■ **Exercise brief**: Please pull out every line that includes the string "GAPDH".
----- Supplied records
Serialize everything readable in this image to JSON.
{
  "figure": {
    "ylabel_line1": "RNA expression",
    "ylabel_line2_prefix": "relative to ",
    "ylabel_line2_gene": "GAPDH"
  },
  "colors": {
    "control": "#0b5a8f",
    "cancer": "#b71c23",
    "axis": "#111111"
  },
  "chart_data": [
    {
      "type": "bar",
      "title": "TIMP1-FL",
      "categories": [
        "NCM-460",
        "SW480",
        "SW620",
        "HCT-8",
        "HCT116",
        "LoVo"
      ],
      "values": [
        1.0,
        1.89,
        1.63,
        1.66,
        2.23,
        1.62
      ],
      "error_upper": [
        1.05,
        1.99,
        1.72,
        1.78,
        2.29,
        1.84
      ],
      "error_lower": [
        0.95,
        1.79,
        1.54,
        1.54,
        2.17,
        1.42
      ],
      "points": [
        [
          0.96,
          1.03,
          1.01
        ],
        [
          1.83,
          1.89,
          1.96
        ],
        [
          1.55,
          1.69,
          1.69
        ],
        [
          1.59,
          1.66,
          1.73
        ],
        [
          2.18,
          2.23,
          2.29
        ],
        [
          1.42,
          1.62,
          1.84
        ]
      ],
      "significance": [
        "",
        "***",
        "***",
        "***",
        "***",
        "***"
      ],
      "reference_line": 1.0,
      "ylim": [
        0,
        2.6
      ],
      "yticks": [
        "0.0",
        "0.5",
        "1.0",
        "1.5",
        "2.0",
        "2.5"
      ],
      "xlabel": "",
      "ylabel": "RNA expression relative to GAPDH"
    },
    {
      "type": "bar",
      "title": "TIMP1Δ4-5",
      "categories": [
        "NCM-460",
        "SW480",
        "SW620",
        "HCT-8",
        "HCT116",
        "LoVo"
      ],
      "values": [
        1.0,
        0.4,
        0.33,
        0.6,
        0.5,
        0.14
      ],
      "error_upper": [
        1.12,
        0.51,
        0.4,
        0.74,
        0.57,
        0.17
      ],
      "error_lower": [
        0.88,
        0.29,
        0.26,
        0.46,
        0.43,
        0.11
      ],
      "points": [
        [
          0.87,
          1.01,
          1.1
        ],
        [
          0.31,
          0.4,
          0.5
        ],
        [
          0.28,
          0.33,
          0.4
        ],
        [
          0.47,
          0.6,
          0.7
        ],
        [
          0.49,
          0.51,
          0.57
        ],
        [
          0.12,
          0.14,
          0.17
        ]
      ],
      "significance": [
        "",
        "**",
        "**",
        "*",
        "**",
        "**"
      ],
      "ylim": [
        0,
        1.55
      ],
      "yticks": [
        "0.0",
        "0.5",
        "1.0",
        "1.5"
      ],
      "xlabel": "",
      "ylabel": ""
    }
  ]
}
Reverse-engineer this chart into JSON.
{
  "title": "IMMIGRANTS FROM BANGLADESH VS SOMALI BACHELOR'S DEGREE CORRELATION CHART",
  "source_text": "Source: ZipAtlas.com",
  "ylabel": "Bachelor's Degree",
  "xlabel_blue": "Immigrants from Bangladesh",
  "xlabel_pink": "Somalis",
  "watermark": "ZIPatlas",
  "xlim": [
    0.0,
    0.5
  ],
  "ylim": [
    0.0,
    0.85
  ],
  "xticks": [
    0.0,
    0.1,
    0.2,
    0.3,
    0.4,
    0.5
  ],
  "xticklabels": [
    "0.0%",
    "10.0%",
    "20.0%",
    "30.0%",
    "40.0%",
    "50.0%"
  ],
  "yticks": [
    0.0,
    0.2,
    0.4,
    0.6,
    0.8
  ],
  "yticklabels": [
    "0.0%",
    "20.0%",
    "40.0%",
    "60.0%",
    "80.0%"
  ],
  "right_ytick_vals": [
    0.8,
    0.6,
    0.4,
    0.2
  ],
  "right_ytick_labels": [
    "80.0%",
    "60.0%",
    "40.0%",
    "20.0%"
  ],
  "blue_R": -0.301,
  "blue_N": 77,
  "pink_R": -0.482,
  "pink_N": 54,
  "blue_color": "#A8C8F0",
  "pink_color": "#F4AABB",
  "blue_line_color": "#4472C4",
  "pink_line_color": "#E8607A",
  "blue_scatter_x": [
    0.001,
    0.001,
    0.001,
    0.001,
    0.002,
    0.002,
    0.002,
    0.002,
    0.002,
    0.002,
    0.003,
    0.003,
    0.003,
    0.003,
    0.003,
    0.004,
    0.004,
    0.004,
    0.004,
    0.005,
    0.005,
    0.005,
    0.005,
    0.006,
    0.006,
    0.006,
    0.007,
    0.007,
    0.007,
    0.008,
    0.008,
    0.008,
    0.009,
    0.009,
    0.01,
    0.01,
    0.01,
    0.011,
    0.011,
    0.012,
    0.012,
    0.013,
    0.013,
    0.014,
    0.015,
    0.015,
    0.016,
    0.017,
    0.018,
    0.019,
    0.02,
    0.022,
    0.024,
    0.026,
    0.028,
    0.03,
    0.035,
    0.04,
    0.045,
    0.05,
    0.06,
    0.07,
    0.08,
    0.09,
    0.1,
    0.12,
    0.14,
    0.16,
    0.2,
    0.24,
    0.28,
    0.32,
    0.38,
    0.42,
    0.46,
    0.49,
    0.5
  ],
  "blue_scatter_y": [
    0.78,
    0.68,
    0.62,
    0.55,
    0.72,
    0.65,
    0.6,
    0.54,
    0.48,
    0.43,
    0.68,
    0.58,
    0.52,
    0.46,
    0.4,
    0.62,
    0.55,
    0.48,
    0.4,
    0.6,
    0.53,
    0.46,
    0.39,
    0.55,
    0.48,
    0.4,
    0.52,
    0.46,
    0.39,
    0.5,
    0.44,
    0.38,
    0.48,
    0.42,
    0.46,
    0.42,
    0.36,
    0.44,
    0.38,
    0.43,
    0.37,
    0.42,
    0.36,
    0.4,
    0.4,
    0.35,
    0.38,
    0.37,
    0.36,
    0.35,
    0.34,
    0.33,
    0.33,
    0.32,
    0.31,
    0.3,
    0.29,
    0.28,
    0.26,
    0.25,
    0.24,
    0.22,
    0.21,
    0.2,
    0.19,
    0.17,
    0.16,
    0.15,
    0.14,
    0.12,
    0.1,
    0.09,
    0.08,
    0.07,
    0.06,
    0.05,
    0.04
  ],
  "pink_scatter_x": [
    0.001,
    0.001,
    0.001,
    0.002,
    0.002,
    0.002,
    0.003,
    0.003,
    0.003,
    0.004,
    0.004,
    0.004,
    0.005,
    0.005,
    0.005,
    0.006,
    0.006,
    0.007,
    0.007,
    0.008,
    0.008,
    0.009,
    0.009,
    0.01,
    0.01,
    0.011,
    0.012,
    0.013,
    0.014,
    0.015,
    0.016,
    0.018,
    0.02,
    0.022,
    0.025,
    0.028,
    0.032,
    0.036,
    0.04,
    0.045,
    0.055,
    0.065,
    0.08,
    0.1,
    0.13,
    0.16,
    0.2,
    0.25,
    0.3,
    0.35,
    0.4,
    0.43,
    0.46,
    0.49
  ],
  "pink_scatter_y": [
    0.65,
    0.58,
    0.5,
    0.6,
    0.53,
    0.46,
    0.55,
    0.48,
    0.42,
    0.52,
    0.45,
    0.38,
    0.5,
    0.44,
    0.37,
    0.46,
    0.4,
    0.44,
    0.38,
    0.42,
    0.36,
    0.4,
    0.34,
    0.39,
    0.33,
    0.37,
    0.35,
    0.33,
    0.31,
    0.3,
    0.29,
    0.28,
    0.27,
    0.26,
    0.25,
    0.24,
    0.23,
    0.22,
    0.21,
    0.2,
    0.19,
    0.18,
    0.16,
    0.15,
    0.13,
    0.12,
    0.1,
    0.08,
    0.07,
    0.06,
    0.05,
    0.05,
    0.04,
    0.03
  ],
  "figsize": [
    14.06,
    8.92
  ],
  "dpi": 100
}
----------
■ **Output of the exercise**:
    "ylabel_line2_gene": "GAPDH"
      "ylabel": "RNA expression relative to GAPDH"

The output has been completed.